EXERCISE DESCRIPTION ▸ Look through the entries below and report how many lines hold the string "content". Only the number is wanted.

^^^^^^^^

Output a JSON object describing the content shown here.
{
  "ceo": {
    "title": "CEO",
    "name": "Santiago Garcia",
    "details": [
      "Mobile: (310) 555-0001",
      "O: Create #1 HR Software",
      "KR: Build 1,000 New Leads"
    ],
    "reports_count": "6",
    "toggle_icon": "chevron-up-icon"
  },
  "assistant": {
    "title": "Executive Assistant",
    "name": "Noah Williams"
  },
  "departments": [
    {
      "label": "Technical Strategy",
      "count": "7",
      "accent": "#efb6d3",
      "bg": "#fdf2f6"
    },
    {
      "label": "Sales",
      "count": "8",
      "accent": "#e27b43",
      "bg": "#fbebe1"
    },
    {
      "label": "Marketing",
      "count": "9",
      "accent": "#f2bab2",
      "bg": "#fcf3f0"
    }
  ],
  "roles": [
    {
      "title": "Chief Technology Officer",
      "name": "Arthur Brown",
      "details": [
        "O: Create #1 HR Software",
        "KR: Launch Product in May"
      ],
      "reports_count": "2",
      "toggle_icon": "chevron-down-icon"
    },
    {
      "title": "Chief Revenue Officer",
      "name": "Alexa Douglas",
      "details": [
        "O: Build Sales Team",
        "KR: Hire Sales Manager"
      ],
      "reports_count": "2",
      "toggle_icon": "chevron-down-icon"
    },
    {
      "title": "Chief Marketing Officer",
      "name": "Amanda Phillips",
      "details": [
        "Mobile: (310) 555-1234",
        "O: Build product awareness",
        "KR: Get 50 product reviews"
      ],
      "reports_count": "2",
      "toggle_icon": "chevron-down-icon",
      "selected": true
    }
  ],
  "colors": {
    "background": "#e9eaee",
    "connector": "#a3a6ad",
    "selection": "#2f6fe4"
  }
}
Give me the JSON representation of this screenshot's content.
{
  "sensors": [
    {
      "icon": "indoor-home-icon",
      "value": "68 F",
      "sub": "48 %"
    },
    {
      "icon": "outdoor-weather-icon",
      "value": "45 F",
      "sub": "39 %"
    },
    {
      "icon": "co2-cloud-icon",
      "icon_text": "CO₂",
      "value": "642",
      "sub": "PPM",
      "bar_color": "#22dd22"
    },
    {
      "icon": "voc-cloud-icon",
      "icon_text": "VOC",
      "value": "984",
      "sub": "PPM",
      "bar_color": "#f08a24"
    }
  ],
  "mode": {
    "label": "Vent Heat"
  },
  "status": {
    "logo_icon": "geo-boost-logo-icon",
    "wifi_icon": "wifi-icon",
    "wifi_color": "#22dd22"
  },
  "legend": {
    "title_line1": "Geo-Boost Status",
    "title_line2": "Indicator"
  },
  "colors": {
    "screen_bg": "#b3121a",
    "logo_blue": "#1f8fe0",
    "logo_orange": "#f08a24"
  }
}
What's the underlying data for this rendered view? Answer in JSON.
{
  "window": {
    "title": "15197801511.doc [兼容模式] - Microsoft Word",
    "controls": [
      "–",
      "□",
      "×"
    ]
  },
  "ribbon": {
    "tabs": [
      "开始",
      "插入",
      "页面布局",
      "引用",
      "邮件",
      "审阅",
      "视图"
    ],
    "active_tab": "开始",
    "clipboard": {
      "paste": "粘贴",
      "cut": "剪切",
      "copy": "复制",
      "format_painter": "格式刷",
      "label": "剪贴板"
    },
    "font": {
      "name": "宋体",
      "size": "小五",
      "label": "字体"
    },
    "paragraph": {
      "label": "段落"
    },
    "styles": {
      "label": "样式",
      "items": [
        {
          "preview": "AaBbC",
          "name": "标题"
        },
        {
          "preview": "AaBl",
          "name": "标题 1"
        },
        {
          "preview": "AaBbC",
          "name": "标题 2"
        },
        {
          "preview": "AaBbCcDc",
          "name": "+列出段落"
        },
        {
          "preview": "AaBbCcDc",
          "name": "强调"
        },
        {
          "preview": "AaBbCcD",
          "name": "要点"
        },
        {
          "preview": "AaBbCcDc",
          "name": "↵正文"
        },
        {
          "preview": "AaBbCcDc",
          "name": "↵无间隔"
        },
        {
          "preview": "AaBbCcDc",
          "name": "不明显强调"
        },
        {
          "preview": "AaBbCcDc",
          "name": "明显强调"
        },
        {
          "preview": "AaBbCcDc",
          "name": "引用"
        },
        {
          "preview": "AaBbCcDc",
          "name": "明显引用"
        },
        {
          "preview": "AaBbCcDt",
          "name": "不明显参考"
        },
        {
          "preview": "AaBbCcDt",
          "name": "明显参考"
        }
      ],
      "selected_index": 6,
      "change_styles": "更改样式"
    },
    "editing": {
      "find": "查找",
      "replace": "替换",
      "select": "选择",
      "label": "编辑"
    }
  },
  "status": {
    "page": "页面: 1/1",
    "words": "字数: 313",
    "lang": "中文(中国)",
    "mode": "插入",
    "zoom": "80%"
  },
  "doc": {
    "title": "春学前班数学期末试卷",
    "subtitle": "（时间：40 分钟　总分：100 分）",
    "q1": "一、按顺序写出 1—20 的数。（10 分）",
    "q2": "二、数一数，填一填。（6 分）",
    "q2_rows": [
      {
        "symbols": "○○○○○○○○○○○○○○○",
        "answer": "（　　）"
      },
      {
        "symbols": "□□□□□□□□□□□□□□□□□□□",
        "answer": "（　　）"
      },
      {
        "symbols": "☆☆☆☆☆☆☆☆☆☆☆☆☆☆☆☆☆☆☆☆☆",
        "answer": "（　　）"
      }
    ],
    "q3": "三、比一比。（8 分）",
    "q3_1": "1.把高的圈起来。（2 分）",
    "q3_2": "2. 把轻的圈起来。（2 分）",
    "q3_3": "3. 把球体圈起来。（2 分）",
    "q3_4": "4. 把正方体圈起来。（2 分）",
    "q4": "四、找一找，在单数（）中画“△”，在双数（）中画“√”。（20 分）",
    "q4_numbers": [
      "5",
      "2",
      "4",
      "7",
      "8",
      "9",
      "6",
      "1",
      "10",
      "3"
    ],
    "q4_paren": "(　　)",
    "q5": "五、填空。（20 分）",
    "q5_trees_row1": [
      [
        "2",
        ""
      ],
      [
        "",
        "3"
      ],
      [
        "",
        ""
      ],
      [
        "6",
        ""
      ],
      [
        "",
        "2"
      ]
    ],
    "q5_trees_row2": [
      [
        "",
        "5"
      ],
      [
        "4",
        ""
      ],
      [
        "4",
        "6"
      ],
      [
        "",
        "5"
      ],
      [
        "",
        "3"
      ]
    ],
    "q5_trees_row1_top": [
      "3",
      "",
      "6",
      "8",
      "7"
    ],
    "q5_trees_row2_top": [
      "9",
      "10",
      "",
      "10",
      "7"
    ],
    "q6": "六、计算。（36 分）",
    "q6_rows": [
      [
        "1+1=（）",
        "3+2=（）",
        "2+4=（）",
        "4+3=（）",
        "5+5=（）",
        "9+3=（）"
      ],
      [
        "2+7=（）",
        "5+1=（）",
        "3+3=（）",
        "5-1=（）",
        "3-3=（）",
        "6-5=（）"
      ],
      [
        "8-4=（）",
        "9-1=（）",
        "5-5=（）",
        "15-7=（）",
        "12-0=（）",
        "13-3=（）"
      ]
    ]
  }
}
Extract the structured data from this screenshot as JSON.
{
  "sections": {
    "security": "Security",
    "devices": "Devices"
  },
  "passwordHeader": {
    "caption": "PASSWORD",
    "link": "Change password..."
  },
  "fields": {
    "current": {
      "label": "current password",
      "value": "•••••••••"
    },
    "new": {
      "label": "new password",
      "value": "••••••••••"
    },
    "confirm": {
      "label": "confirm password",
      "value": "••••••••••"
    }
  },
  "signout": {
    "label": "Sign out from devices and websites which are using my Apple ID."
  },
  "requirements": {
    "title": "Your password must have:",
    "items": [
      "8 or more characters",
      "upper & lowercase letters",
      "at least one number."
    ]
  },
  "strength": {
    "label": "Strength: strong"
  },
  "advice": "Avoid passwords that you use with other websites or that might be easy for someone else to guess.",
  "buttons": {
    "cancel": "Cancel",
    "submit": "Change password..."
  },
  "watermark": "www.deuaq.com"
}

^^^^^^^^

REPLY ▸ 2